[Dataset extract]
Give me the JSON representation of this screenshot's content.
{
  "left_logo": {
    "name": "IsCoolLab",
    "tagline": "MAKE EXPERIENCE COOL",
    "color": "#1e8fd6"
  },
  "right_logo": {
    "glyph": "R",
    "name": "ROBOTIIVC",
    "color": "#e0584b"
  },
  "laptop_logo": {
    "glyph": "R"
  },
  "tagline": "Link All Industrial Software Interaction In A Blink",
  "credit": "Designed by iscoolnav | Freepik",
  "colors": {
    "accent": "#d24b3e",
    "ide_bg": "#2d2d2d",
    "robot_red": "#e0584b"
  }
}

[What you should do]
Give the entries again in full, exactly as they are written.

[The response]
Give me the JSON representation of this screenshot's content.
{
  "left_logo": {
    "name": "IsCoolLab",
    "tagline": "MAKE EXPERIENCE COOL",
    "color": "#1e8fd6"
  },
  "right_logo": {
    "glyph": "R",
    "name": "ROBOTIIVC",
    "color": "#e0584b"
  },
  "laptop_logo": {
    "glyph": "R"
  },
  "tagline": "Link All Industrial Software Interaction In A Blink",
  "credit": "Designed by iscoolnav | Freepik",
  "colors": {
    "accent": "#d24b3e",
    "ide_bg": "#2d2d2d",
    "robot_red": "#e0584b"
  }
}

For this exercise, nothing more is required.